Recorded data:
* BEGIN *

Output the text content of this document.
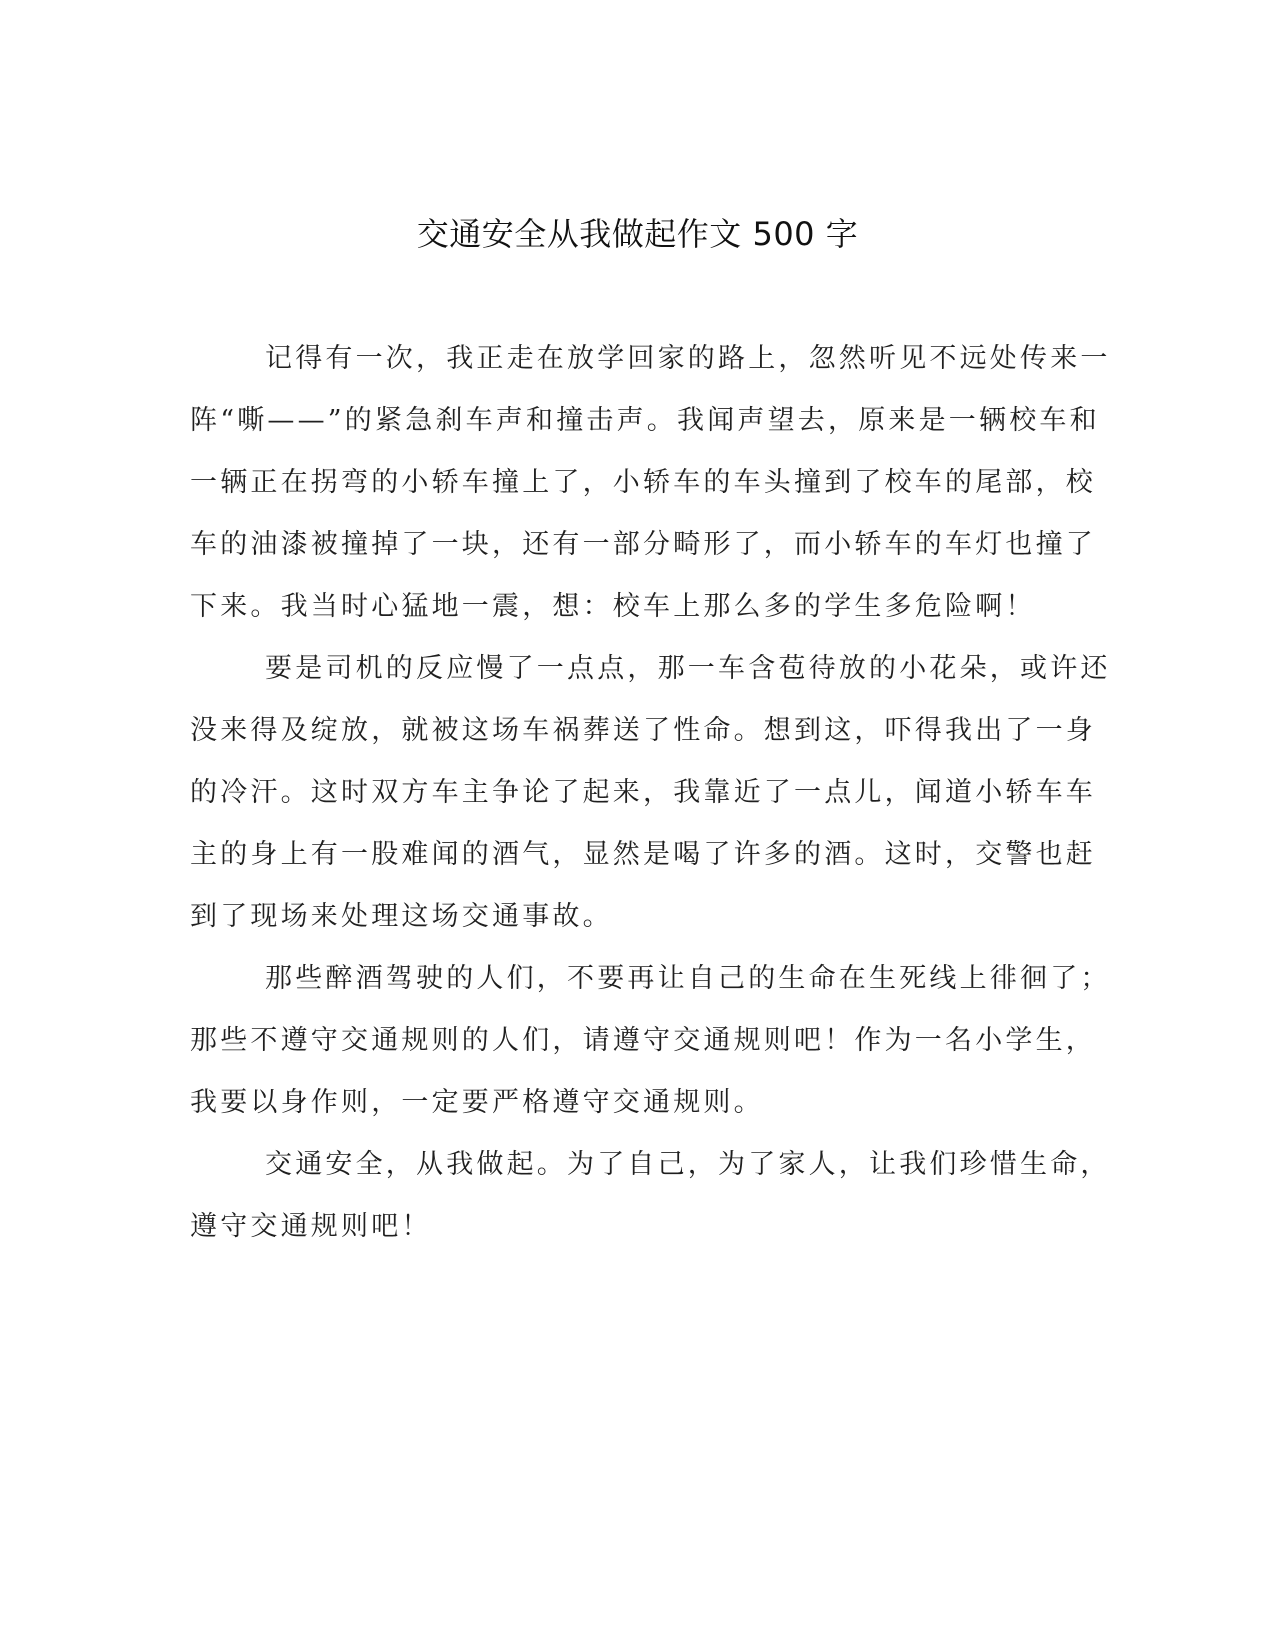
交通安全从我做起作文 500 字
记得有一次，我正走在放学回家的路上，忽然听见不远处传来一
阵“嘶——”的紧急刹车声和撞击声。我闻声望去，原来是一辆校车和
一辆正在拐弯的小轿车撞上了，小轿车的车头撞到了校车的尾部，校
车的油漆被撞掉了一块，还有一部分畸形了，而小轿车的车灯也撞了
下来。我当时心猛地一震，想：校车上那么多的学生多危险啊！
要是司机的反应慢了一点点，那一车含苞待放的小花朵，或许还
没来得及绽放，就被这场车祸葬送了性命。想到这，吓得我出了一身
的冷汗。这时双方车主争论了起来，我靠近了一点儿，闻道小轿车车
主的身上有一股难闻的酒气，显然是喝了许多的酒。这时，交警也赶
到了现场来处理这场交通事故。
那些醉酒驾驶的人们，不要再让自己的生命在生死线上徘徊了；
那些不遵守交通规则的人们，请遵守交通规则吧！作为一名小学生，
我要以身作则，一定要严格遵守交通规则。
交通安全，从我做起。为了自己，为了家人，让我们珍惜生命，
遵守交通规则吧！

* END *

## [What to do]
Except for the pictures, give all the material above again verbatim.

## [Response to the task]
Output the text content of this document.
交通安全从我做起作文 500 字
记得有一次，我正走在放学回家的路上，忽然听见不远处传来一
阵“嘶——”的紧急刹车声和撞击声。我闻声望去，原来是一辆校车和
一辆正在拐弯的小轿车撞上了，小轿车的车头撞到了校车的尾部，校
车的油漆被撞掉了一块，还有一部分畸形了，而小轿车的车灯也撞了
下来。我当时心猛地一震，想：校车上那么多的学生多危险啊！
要是司机的反应慢了一点点，那一车含苞待放的小花朵，或许还
没来得及绽放，就被这场车祸葬送了性命。想到这，吓得我出了一身
的冷汗。这时双方车主争论了起来，我靠近了一点儿，闻道小轿车车
主的身上有一股难闻的酒气，显然是喝了许多的酒。这时，交警也赶
到了现场来处理这场交通事故。
那些醉酒驾驶的人们，不要再让自己的生命在生死线上徘徊了；
那些不遵守交通规则的人们，请遵守交通规则吧！作为一名小学生，
我要以身作则，一定要严格遵守交通规则。
交通安全，从我做起。为了自己，为了家人，让我们珍惜生命，
遵守交通规则吧！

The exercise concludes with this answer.